CHALLENGE:
Collect every line of the records below that contains the word "true".

INFORMATION SUPPLIED:
■ ■ ■ ■
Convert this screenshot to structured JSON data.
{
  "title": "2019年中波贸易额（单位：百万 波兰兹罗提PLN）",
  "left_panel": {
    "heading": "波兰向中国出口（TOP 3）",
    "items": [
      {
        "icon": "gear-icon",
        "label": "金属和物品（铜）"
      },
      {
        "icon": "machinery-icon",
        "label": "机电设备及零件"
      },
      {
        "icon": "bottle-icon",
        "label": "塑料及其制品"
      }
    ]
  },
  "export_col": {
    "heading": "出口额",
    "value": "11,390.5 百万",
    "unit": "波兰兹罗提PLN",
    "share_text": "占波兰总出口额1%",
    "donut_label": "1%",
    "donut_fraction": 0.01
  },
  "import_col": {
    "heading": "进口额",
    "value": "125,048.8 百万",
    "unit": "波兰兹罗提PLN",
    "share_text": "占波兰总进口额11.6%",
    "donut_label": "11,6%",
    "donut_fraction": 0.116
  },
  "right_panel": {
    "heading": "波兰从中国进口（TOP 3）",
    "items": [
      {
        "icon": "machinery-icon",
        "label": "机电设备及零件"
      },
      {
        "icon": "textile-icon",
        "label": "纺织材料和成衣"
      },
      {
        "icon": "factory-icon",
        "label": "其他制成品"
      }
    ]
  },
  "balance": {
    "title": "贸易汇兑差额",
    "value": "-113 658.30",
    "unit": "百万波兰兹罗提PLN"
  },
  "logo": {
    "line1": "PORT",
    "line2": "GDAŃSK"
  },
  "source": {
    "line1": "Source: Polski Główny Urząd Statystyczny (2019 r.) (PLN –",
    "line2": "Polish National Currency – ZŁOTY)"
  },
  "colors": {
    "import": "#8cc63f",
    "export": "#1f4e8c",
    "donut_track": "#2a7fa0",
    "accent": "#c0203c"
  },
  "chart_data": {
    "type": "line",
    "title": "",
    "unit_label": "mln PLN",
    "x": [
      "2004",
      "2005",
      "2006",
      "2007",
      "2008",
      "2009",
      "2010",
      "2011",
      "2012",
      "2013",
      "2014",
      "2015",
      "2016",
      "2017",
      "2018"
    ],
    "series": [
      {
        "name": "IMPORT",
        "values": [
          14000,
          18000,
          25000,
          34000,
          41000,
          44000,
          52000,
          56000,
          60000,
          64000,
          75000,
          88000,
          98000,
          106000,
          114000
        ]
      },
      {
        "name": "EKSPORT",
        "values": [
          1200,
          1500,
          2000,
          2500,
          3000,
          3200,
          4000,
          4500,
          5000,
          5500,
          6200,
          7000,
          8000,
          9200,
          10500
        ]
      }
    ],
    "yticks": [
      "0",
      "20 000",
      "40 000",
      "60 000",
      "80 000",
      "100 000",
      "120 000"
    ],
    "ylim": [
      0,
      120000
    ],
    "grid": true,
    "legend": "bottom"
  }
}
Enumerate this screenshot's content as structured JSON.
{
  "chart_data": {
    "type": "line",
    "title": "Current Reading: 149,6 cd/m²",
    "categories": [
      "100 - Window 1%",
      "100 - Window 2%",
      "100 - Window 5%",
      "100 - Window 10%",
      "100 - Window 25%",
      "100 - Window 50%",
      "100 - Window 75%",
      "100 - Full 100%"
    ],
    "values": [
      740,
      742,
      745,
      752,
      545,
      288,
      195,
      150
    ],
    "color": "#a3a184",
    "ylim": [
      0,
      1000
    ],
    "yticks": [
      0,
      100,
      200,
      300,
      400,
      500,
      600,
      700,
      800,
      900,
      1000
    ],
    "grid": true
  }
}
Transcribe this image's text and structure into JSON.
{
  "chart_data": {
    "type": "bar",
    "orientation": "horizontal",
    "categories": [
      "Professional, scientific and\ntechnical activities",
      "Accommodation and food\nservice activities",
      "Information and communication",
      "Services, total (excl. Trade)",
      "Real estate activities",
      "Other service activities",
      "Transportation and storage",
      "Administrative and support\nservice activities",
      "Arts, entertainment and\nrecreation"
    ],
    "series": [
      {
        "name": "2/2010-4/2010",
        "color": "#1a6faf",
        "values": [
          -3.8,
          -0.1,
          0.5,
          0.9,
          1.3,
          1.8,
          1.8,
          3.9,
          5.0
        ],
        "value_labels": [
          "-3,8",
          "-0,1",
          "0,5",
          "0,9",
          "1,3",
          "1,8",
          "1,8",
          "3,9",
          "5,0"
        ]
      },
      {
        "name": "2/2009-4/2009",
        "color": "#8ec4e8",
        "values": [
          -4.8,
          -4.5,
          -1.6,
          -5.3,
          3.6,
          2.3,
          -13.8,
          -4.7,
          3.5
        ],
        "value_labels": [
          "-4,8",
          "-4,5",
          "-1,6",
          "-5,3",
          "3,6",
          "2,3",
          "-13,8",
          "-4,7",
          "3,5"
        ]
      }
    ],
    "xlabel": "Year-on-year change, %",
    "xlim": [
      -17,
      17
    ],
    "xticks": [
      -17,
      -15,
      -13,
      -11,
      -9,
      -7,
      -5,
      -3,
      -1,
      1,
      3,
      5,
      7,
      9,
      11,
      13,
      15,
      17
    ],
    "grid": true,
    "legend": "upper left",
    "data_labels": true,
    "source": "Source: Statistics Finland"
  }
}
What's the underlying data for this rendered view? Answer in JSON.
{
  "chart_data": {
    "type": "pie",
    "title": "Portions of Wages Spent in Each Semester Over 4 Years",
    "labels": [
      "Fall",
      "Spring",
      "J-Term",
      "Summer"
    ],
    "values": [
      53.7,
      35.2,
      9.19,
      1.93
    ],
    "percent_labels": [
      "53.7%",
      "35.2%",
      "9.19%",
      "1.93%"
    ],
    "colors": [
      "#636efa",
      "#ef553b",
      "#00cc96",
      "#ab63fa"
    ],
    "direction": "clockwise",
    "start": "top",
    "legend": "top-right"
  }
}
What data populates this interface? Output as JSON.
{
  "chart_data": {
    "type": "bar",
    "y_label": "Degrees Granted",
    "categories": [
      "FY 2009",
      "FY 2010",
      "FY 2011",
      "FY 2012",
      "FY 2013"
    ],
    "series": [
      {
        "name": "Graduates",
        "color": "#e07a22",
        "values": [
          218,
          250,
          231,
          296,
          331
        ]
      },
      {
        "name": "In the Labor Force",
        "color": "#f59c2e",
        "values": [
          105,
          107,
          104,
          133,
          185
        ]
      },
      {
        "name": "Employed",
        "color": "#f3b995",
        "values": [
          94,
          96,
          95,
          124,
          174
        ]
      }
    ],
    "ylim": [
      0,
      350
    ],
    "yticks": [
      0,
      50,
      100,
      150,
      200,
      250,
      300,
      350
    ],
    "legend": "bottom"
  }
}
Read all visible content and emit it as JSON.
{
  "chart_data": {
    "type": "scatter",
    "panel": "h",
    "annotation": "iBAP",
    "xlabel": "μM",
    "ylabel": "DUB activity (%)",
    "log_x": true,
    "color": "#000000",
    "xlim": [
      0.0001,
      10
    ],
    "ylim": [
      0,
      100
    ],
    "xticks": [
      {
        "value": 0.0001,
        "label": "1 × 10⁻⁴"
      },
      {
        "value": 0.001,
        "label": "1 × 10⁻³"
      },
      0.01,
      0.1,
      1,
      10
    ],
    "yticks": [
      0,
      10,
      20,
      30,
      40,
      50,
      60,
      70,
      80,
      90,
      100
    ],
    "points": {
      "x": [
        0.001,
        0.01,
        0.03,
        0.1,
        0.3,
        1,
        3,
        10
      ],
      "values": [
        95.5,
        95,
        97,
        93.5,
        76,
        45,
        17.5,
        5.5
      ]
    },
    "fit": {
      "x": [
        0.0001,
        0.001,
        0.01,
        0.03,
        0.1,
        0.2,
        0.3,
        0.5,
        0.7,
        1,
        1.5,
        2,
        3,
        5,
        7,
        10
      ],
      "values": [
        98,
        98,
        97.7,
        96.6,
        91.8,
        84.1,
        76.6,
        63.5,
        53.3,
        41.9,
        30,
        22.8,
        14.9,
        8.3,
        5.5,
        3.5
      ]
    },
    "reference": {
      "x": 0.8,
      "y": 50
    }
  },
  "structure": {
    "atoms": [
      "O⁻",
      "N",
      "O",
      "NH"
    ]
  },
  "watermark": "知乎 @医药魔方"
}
■ ■ ■ ■
REPLY TO THE TASK:
    "grid": true,
    "grid": true
    "grid": true,
    "data_labels": true,
    "log_x": true,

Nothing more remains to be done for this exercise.